[Start of DATASET RECORDS]
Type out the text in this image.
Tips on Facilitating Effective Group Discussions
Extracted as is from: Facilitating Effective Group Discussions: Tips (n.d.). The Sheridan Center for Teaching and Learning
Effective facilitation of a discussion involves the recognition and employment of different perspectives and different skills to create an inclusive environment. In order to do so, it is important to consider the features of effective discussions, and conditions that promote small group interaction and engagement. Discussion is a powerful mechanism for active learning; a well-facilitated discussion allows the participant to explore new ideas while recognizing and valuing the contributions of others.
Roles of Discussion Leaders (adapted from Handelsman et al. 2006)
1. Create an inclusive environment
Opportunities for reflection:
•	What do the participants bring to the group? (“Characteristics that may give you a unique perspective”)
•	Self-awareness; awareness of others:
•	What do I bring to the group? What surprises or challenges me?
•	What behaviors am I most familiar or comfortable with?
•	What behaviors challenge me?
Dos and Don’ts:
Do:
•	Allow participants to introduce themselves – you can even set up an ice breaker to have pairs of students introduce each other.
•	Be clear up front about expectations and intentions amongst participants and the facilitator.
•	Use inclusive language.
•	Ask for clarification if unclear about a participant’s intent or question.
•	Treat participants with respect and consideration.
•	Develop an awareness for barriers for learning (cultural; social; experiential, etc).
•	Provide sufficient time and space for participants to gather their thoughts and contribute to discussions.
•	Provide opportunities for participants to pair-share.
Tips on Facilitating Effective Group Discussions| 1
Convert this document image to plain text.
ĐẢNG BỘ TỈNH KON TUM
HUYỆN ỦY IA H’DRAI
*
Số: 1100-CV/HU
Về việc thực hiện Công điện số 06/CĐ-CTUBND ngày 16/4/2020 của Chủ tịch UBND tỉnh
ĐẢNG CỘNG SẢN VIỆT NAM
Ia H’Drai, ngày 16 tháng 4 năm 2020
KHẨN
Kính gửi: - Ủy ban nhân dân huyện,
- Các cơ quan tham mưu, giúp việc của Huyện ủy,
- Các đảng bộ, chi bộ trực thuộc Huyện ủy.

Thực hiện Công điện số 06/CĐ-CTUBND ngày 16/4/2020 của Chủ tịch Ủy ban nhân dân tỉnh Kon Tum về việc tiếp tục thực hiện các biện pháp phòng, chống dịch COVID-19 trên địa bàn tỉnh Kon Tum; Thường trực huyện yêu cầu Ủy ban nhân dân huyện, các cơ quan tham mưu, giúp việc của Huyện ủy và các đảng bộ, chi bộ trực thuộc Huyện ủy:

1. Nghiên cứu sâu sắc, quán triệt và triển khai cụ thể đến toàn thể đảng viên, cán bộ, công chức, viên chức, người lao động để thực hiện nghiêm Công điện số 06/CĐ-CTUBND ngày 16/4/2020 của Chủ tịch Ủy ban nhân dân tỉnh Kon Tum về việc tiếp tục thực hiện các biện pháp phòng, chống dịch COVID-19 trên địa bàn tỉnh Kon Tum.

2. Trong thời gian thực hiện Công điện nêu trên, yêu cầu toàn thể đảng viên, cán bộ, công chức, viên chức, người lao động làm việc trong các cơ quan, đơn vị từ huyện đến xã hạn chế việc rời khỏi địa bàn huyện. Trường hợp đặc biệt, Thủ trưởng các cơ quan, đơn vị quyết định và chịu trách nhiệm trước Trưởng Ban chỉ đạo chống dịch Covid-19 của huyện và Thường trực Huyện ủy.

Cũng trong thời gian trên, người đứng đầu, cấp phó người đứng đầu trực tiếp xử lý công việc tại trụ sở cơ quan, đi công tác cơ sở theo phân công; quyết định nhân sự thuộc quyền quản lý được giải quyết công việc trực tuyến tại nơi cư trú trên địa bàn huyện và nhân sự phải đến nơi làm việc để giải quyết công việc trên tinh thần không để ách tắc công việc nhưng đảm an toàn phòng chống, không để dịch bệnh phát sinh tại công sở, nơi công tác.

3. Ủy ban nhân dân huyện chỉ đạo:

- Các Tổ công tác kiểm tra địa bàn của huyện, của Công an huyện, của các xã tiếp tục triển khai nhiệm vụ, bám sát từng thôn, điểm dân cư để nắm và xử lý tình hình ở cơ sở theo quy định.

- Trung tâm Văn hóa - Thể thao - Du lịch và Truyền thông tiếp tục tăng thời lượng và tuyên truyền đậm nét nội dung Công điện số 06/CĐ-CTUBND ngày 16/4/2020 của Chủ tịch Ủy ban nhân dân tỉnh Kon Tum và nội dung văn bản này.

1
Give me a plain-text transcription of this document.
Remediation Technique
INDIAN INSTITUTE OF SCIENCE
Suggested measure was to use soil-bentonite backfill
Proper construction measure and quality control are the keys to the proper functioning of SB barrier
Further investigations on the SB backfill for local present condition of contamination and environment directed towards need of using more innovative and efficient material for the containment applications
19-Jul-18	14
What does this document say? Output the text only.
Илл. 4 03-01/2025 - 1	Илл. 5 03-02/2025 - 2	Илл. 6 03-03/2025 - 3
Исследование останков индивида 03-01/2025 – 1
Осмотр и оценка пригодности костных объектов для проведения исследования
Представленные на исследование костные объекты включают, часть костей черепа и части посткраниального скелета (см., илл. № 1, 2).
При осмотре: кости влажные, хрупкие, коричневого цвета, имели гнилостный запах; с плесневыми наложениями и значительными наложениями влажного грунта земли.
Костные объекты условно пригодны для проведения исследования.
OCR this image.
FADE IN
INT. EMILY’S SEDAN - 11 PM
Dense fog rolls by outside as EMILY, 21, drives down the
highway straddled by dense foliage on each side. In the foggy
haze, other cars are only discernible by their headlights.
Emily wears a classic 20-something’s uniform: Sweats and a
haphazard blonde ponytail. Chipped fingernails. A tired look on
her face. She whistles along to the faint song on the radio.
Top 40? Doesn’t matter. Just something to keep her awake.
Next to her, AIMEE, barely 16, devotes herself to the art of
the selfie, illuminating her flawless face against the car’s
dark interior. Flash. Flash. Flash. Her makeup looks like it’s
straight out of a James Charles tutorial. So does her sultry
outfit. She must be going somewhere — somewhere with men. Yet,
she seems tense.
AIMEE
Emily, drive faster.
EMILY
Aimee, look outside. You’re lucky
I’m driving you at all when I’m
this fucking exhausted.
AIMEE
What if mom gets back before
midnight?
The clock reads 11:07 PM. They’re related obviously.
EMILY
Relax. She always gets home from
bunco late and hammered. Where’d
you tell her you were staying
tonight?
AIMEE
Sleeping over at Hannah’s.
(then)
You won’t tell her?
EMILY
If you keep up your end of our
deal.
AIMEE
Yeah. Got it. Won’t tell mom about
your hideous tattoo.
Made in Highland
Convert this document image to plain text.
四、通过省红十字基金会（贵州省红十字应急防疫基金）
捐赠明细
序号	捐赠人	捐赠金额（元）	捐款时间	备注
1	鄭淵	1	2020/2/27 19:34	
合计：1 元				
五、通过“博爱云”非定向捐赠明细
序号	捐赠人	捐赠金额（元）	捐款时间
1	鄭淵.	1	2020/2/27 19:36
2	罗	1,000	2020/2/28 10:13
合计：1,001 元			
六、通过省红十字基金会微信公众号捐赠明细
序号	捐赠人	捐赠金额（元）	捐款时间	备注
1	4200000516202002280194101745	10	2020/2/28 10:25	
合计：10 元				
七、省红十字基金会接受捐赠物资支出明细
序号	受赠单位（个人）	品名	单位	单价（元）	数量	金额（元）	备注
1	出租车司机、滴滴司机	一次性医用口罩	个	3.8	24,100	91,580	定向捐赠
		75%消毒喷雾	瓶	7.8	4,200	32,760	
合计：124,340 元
[End of DATASET RECORDS]
GIVEN PROBLEM: Your task is to reproduce all of the records exactly.

COMPLETED TASK:
Type out the text in this image.
Tips on Facilitating Effective Group Discussions
Extracted as is from: Facilitating Effective Group Discussions: Tips (n.d.). The Sheridan Center for Teaching and Learning
Effective facilitation of a discussion involves the recognition and employment of different perspectives and different skills to create an inclusive environment. In order to do so, it is important to consider the features of effective discussions, and conditions that promote small group interaction and engagement. Discussion is a powerful mechanism for active learning; a well-facilitated discussion allows the participant to explore new ideas while recognizing and valuing the contributions of others.
Roles of Discussion Leaders (adapted from Handelsman et al. 2006)
1. Create an inclusive environment
Opportunities for reflection:
•	What do the participants bring to the group? (“Characteristics that may give you a unique perspective”)
•	Self-awareness; awareness of others:
•	What do I bring to the group? What surprises or challenges me?
•	What behaviors am I most familiar or comfortable with?
•	What behaviors challenge me?
Dos and Don’ts:
Do:
•	Allow participants to introduce themselves – you can even set up an ice breaker to have pairs of students introduce each other.
•	Be clear up front about expectations and intentions amongst participants and the facilitator.
•	Use inclusive language.
•	Ask for clarification if unclear about a participant’s intent or question.
•	Treat participants with respect and consideration.
•	Develop an awareness for barriers for learning (cultural; social; experiential, etc).
•	Provide sufficient time and space for participants to gather their thoughts and contribute to discussions.
•	Provide opportunities for participants to pair-share.
Tips on Facilitating Effective Group Discussions| 1
Convert this document image to plain text.
ĐẢNG BỘ TỈNH KON TUM
HUYỆN ỦY IA H’DRAI
*
Số: 1100-CV/HU
Về việc thực hiện Công điện số 06/CĐ-CTUBND ngày 16/4/2020 của Chủ tịch UBND tỉnh
ĐẢNG CỘNG SẢN VIỆT NAM
Ia H’Drai, ngày 16 tháng 4 năm 2020
KHẨN
Kính gửi: - Ủy ban nhân dân huyện,
- Các cơ quan tham mưu, giúp việc của Huyện ủy,
- Các đảng bộ, chi bộ trực thuộc Huyện ủy.

Thực hiện Công điện số 06/CĐ-CTUBND ngày 16/4/2020 của Chủ tịch Ủy ban nhân dân tỉnh Kon Tum về việc tiếp tục thực hiện các biện pháp phòng, chống dịch COVID-19 trên địa bàn tỉnh Kon Tum; Thường trực huyện yêu cầu Ủy ban nhân dân huyện, các cơ quan tham mưu, giúp việc của Huyện ủy và các đảng bộ, chi bộ trực thuộc Huyện ủy:

1. Nghiên cứu sâu sắc, quán triệt và triển khai cụ thể đến toàn thể đảng viên, cán bộ, công chức, viên chức, người lao động để thực hiện nghiêm Công điện số 06/CĐ-CTUBND ngày 16/4/2020 của Chủ tịch Ủy ban nhân dân tỉnh Kon Tum về việc tiếp tục thực hiện các biện pháp phòng, chống dịch COVID-19 trên địa bàn tỉnh Kon Tum.

2. Trong thời gian thực hiện Công điện nêu trên, yêu cầu toàn thể đảng viên, cán bộ, công chức, viên chức, người lao động làm việc trong các cơ quan, đơn vị từ huyện đến xã hạn chế việc rời khỏi địa bàn huyện. Trường hợp đặc biệt, Thủ trưởng các cơ quan, đơn vị quyết định và chịu trách nhiệm trước Trưởng Ban chỉ đạo chống dịch Covid-19 của huyện và Thường trực Huyện ủy.

Cũng trong thời gian trên, người đứng đầu, cấp phó người đứng đầu trực tiếp xử lý công việc tại trụ sở cơ quan, đi công tác cơ sở theo phân công; quyết định nhân sự thuộc quyền quản lý được giải quyết công việc trực tuyến tại nơi cư trú trên địa bàn huyện và nhân sự phải đến nơi làm việc để giải quyết công việc trên tinh thần không để ách tắc công việc nhưng đảm an toàn phòng chống, không để dịch bệnh phát sinh tại công sở, nơi công tác.

3. Ủy ban nhân dân huyện chỉ đạo:

- Các Tổ công tác kiểm tra địa bàn của huyện, của Công an huyện, của các xã tiếp tục triển khai nhiệm vụ, bám sát từng thôn, điểm dân cư để nắm và xử lý tình hình ở cơ sở theo quy định.

- Trung tâm Văn hóa - Thể thao - Du lịch và Truyền thông tiếp tục tăng thời lượng và tuyên truyền đậm nét nội dung Công điện số 06/CĐ-CTUBND ngày 16/4/2020 của Chủ tịch Ủy ban nhân dân tỉnh Kon Tum và nội dung văn bản này.

1
Give me a plain-text transcription of this document.
Remediation Technique
INDIAN INSTITUTE OF SCIENCE
Suggested measure was to use soil-bentonite backfill
Proper construction measure and quality control are the keys to the proper functioning of SB barrier
Further investigations on the SB backfill for local present condition of contamination and environment directed towards need of using more innovative and efficient material for the containment applications
19-Jul-18	14
What does this document say? Output the text only.
Илл. 4 03-01/2025 - 1	Илл. 5 03-02/2025 - 2	Илл. 6 03-03/2025 - 3
Исследование останков индивида 03-01/2025 – 1
Осмотр и оценка пригодности костных объектов для проведения исследования
Представленные на исследование костные объекты включают, часть костей черепа и части посткраниального скелета (см., илл. № 1, 2).
При осмотре: кости влажные, хрупкие, коричневого цвета, имели гнилостный запах; с плесневыми наложениями и значительными наложениями влажного грунта земли.
Костные объекты условно пригодны для проведения исследования.
OCR this image.
FADE IN
INT. EMILY’S SEDAN - 11 PM
Dense fog rolls by outside as EMILY, 21, drives down the
highway straddled by dense foliage on each side. In the foggy
haze, other cars are only discernible by their headlights.
Emily wears a classic 20-something’s uniform: Sweats and a
haphazard blonde ponytail. Chipped fingernails. A tired look on
her face. She whistles along to the faint song on the radio.
Top 40? Doesn’t matter. Just something to keep her awake.
Next to her, AIMEE, barely 16, devotes herself to the art of
the selfie, illuminating her flawless face against the car’s
dark interior. Flash. Flash. Flash. Her makeup looks like it’s
straight out of a James Charles tutorial. So does her sultry
outfit. She must be going somewhere — somewhere with men. Yet,
she seems tense.
AIMEE
Emily, drive faster.
EMILY
Aimee, look outside. You’re lucky
I’m driving you at all when I’m
this fucking exhausted.
AIMEE
What if mom gets back before
midnight?
The clock reads 11:07 PM. They’re related obviously.
EMILY
Relax. She always gets home from
bunco late and hammered. Where’d
you tell her you were staying
tonight?
AIMEE
Sleeping over at Hannah’s.
(then)
You won’t tell her?
EMILY
If you keep up your end of our
deal.
AIMEE
Yeah. Got it. Won’t tell mom about
your hideous tattoo.
Made in Highland
Convert this document image to plain text.
四、通过省红十字基金会（贵州省红十字应急防疫基金）
捐赠明细
序号	捐赠人	捐赠金额（元）	捐款时间	备注
1	鄭淵	1	2020/2/27 19:34	
合计：1 元				
五、通过“博爱云”非定向捐赠明细
序号	捐赠人	捐赠金额（元）	捐款时间
1	鄭淵.	1	2020/2/27 19:36
2	罗	1,000	2020/2/28 10:13
合计：1,001 元			
六、通过省红十字基金会微信公众号捐赠明细
序号	捐赠人	捐赠金额（元）	捐款时间	备注
1	4200000516202002280194101745	10	2020/2/28 10:25	
合计：10 元				
七、省红十字基金会接受捐赠物资支出明细
序号	受赠单位（个人）	品名	单位	单价（元）	数量	金额（元）	备注
1	出租车司机、滴滴司机	一次性医用口罩	个	3.8	24,100	91,580	定向捐赠
		75%消毒喷雾	瓶	7.8	4,200	32,760	
合计：124,340 元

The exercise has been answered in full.